Copy each line of the entries beneath that contains the word "subtitle".

Records for the task:
========================================
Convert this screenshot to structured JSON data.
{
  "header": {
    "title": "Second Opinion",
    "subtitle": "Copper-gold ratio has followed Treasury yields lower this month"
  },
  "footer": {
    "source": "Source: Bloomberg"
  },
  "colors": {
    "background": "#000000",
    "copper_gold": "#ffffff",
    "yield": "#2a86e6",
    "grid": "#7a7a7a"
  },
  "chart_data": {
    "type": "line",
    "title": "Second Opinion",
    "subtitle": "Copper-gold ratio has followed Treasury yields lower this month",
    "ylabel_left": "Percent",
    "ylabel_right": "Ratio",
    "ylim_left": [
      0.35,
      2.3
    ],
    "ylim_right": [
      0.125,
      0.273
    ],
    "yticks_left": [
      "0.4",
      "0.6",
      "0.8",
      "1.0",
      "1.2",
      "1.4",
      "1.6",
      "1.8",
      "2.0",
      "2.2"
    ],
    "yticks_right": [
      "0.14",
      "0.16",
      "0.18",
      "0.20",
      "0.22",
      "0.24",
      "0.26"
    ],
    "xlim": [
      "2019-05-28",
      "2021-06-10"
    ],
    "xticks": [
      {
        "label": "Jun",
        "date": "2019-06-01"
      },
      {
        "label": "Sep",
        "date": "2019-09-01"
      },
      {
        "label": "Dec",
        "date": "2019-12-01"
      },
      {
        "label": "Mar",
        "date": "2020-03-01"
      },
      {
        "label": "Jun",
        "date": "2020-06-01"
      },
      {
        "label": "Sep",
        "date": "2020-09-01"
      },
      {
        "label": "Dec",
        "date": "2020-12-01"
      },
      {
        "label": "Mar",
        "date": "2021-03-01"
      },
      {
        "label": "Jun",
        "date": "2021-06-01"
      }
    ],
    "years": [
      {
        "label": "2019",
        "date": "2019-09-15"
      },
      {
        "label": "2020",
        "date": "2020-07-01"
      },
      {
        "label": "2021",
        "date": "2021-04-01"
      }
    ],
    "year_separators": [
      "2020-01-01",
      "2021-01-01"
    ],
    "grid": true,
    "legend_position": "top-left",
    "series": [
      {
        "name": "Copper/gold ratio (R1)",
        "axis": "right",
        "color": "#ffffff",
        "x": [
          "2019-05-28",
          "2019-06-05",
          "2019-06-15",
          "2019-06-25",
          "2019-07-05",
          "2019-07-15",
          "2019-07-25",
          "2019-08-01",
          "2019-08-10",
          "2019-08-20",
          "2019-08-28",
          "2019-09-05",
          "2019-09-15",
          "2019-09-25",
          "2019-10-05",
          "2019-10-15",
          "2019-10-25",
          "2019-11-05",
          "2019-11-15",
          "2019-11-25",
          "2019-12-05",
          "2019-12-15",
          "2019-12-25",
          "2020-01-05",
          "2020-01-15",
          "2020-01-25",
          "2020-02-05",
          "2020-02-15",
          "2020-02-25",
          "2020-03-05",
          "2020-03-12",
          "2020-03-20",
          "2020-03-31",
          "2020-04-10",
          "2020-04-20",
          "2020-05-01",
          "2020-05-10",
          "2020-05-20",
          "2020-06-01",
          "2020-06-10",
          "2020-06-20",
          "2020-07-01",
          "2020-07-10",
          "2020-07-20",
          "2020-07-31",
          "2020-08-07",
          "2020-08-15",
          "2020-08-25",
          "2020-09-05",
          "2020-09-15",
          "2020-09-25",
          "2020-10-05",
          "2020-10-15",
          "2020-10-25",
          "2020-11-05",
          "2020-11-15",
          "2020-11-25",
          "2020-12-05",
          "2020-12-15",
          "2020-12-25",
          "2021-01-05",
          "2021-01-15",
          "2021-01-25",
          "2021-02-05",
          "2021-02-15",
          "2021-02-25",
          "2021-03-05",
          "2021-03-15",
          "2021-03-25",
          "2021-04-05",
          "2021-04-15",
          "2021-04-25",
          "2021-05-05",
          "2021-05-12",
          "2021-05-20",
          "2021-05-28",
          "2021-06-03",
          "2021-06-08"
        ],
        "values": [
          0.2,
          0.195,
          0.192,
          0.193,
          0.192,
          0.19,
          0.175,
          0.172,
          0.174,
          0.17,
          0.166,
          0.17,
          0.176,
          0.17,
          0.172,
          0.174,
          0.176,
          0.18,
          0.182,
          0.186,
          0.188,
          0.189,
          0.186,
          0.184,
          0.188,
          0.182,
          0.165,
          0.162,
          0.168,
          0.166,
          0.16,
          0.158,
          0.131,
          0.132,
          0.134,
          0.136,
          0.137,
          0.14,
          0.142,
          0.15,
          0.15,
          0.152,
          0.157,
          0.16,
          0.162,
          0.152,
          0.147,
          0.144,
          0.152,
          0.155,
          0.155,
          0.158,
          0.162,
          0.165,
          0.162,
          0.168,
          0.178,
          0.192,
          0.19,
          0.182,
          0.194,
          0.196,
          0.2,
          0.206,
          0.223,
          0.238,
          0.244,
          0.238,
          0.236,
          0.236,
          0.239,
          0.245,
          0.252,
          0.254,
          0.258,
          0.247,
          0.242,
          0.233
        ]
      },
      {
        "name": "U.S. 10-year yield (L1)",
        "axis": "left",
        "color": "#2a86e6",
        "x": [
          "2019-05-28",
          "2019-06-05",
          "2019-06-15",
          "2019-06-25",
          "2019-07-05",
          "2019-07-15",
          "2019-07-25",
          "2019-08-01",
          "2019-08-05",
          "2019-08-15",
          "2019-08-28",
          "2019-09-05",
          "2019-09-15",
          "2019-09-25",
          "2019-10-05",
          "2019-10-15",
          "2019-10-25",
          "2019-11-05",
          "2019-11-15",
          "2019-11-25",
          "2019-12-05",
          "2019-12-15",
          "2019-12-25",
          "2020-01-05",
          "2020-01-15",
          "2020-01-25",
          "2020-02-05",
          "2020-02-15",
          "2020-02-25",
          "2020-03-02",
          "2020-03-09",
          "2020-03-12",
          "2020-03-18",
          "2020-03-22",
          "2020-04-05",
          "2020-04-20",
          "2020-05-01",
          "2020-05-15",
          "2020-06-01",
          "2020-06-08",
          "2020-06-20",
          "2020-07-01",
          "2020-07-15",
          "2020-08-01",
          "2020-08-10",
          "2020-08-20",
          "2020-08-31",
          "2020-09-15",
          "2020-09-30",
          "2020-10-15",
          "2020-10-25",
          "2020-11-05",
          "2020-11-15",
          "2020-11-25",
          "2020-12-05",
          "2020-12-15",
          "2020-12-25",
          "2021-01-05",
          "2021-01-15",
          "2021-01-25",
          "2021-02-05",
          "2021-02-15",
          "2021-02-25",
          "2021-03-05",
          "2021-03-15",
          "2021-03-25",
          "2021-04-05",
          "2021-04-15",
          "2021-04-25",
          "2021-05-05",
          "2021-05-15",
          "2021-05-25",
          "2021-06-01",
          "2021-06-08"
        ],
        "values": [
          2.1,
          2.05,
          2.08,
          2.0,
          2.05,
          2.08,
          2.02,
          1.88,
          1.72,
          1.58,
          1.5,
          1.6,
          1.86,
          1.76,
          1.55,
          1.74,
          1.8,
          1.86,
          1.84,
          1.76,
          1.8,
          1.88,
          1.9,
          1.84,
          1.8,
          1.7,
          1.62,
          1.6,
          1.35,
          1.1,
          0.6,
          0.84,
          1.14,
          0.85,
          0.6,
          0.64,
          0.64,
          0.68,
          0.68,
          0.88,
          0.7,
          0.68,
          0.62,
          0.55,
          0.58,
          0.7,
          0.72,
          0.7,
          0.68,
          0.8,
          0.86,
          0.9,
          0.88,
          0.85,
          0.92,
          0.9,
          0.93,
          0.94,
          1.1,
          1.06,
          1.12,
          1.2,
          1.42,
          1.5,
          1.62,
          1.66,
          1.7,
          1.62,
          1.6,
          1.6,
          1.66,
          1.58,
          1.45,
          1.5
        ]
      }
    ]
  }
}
========================================
Complete answer:
    "subtitle": "Copper-gold ratio has followed Treasury yields lower this month"
    "subtitle": "Copper-gold ratio has followed Treasury yields lower this month",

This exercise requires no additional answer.